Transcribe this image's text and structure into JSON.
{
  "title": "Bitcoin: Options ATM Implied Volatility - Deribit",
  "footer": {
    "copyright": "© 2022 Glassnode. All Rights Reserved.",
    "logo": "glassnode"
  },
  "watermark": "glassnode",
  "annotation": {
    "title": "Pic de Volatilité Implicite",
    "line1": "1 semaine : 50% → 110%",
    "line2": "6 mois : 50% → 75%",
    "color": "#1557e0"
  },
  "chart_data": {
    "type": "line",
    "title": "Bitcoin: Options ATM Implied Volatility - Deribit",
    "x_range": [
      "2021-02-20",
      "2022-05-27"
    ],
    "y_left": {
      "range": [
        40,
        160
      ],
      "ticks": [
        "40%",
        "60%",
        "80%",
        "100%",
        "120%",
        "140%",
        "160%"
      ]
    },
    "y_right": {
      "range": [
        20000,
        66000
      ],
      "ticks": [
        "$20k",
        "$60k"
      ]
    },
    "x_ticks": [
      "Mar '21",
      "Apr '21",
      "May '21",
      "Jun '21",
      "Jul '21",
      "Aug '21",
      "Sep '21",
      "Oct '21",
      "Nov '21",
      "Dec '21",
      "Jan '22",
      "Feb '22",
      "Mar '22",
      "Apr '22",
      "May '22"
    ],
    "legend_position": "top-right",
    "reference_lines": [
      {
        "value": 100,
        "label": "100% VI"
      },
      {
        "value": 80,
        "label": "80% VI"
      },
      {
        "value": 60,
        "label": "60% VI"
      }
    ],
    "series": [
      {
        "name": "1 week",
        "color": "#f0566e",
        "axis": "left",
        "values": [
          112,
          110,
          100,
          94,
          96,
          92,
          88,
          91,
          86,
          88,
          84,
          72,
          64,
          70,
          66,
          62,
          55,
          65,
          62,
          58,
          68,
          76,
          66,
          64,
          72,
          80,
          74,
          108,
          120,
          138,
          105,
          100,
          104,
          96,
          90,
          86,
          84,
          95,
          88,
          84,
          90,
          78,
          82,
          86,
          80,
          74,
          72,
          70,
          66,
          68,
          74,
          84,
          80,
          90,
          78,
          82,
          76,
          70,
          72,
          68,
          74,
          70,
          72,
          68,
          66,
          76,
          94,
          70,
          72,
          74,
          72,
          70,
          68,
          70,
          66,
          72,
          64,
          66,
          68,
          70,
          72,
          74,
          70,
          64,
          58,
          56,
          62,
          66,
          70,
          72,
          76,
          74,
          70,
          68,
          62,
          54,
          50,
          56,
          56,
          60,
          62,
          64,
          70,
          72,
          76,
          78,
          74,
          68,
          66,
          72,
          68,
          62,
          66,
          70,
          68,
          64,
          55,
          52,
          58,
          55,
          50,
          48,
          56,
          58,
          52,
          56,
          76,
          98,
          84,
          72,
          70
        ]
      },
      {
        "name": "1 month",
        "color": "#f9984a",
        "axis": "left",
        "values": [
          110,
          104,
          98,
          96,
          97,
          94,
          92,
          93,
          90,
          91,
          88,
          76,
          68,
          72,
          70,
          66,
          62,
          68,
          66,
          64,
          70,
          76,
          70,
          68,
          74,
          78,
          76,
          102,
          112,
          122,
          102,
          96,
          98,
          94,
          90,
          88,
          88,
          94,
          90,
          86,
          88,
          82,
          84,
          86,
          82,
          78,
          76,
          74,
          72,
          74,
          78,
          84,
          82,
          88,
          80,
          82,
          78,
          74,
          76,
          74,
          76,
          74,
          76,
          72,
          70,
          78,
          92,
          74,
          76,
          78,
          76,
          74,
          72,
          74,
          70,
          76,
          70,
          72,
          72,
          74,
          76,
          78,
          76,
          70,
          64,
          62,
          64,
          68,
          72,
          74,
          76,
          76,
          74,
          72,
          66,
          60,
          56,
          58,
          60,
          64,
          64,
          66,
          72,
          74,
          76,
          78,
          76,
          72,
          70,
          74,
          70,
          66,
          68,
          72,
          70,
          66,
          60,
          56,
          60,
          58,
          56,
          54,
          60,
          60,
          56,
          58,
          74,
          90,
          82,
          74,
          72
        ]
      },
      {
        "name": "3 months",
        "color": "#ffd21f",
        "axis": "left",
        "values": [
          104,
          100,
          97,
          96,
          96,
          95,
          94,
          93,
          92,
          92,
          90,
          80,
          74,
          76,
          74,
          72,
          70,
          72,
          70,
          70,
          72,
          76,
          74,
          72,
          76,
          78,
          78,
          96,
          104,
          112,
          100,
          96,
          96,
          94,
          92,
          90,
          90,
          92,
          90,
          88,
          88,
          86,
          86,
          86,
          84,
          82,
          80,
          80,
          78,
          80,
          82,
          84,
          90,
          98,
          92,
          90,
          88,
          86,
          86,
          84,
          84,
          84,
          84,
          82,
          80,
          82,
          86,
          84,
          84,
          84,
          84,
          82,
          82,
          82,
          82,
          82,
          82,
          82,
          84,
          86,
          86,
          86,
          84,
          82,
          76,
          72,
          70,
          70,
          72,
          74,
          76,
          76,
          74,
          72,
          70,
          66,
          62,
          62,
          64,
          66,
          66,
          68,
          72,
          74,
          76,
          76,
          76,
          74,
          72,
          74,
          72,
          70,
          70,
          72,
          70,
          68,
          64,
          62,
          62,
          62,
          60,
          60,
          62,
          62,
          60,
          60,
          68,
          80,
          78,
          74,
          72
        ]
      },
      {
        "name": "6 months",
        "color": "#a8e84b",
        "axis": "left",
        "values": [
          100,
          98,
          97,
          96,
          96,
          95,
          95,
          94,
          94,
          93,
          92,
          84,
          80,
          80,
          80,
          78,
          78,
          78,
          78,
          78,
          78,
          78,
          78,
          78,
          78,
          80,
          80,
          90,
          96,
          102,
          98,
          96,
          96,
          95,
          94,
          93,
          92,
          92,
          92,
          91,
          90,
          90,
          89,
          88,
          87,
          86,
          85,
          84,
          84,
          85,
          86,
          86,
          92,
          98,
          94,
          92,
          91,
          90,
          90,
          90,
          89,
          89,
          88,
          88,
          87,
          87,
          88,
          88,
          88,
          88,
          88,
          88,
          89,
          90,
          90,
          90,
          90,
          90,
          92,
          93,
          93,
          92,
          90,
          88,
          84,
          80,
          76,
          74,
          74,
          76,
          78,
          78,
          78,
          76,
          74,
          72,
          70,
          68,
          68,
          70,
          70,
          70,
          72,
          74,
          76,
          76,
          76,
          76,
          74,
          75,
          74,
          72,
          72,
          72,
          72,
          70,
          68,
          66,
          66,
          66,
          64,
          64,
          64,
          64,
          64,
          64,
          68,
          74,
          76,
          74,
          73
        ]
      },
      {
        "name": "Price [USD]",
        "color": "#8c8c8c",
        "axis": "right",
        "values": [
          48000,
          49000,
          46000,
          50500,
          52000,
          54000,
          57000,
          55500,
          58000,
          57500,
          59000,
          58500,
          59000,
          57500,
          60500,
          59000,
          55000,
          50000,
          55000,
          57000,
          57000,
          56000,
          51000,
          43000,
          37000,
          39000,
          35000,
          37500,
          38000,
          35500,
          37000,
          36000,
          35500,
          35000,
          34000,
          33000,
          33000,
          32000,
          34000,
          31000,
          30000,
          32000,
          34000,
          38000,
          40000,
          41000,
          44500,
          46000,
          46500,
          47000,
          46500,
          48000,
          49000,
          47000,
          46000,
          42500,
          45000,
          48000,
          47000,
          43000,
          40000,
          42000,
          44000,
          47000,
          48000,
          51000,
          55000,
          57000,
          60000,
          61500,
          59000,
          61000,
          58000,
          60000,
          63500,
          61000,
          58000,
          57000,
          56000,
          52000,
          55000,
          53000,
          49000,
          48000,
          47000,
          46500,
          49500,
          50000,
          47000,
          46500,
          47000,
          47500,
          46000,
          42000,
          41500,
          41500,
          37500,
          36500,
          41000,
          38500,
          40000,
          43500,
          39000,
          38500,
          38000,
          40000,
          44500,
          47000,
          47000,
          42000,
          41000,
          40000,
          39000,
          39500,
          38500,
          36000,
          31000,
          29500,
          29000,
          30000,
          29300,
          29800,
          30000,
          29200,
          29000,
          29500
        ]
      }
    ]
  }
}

Task directions:
Show, from the material above, each line that includes the string "Implied".

Solution:
  "title": "Bitcoin: Options ATM Implied Volatility - Deribit",
    "title": "Bitcoin: Options ATM Implied Volatility - Deribit",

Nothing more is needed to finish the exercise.